---------- ENTRIES PROVIDED ----------

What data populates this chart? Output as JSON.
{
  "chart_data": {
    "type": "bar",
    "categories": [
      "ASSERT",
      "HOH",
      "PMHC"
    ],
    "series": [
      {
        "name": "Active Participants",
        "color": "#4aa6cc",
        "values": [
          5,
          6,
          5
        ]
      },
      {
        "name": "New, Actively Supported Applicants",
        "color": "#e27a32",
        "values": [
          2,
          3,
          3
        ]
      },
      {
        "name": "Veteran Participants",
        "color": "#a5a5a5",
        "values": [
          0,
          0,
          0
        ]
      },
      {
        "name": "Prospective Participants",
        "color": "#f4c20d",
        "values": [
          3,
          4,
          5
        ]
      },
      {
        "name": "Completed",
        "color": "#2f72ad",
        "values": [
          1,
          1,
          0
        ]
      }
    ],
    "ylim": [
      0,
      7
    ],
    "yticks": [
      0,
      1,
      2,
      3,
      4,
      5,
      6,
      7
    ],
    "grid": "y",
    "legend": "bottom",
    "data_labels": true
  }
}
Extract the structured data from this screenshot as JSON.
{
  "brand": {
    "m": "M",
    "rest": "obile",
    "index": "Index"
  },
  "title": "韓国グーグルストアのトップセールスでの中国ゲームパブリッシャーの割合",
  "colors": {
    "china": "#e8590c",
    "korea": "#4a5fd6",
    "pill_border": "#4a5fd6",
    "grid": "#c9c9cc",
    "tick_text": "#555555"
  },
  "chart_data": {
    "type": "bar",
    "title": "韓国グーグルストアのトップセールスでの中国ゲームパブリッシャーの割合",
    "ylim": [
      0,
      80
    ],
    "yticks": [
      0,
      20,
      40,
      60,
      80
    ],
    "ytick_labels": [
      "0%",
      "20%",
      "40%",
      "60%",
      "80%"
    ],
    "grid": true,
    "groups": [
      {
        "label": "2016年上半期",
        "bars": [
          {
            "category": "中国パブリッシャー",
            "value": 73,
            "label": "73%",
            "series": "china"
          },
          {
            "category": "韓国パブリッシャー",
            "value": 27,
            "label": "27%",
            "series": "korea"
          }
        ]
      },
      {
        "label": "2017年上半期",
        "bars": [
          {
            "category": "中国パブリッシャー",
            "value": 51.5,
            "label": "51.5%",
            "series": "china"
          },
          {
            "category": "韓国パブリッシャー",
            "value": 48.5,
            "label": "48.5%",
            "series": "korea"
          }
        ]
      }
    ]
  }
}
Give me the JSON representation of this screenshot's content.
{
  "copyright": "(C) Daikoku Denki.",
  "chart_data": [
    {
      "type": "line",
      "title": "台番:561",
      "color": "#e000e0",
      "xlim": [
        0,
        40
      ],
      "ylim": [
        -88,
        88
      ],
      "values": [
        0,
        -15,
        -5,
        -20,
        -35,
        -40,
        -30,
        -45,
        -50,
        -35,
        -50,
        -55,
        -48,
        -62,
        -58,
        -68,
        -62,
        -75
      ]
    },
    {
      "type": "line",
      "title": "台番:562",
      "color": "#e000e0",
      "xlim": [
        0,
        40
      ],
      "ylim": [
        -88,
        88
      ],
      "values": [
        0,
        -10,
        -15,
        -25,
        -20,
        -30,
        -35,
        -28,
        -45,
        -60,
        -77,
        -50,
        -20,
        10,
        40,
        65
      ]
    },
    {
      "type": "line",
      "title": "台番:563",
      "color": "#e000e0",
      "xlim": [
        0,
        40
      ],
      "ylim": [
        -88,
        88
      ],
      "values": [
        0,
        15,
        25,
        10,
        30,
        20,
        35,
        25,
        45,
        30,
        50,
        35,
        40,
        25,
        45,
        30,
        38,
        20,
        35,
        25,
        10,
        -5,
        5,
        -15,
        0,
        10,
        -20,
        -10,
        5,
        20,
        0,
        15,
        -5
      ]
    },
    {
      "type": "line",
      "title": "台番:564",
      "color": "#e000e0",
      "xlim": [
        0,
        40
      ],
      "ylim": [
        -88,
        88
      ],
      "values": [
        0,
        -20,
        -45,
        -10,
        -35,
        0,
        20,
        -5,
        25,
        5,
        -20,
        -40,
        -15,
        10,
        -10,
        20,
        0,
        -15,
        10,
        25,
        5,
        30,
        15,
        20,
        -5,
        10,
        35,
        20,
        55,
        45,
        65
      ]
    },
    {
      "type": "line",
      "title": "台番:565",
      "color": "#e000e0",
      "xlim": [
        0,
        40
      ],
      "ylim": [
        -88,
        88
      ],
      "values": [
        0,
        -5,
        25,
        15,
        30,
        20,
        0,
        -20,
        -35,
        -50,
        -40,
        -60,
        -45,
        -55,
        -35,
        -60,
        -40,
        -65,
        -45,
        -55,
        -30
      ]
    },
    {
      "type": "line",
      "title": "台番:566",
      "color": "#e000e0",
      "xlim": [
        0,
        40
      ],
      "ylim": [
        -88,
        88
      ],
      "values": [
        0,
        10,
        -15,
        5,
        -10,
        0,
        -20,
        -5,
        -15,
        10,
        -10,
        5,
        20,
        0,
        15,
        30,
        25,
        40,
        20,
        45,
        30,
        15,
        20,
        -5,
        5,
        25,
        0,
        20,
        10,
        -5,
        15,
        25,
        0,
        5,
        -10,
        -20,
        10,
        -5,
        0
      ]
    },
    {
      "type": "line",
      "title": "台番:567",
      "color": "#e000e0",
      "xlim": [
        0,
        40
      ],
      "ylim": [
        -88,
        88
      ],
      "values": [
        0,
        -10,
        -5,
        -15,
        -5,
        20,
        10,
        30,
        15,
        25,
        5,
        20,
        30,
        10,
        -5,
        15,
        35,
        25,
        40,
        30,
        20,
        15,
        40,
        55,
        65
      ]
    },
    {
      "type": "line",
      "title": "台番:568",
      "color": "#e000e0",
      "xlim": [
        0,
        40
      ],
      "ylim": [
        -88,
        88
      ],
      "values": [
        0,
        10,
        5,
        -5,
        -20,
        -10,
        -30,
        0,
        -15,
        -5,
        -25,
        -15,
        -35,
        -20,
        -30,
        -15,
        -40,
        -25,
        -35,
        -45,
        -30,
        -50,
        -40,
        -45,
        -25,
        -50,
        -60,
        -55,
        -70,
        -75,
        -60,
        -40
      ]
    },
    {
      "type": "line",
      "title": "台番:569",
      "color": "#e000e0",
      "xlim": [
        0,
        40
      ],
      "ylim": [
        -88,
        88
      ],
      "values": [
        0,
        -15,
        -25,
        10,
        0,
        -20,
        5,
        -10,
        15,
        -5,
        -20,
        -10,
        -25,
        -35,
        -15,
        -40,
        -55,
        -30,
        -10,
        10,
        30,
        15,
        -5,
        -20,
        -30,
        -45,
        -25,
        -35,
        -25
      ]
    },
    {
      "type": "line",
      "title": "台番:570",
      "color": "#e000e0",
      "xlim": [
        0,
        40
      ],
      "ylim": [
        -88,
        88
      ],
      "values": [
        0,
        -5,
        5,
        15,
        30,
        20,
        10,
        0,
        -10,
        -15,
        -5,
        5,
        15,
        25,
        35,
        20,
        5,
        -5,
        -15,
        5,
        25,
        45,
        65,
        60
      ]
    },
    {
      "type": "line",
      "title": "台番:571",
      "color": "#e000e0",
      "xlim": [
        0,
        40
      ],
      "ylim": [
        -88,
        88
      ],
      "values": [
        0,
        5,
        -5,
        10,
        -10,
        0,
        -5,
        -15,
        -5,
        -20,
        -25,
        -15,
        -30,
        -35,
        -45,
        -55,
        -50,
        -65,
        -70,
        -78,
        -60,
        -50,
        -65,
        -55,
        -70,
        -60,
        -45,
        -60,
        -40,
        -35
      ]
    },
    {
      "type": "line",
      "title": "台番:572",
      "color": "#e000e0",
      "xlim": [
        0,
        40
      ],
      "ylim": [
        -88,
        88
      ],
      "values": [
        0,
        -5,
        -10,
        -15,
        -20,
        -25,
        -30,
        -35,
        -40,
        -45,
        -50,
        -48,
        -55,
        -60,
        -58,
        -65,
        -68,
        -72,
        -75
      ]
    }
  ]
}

----------

▶ _BRIEF_: Go through the data and gather every line that holds "name".

▶ _RESULT OF THIS EXERCISE_:
        "name": "Active Participants",
        "name": "New, Actively Supported Applicants",
        "name": "Veteran Participants",
        "name": "Prospective Participants",
        "name": "Completed",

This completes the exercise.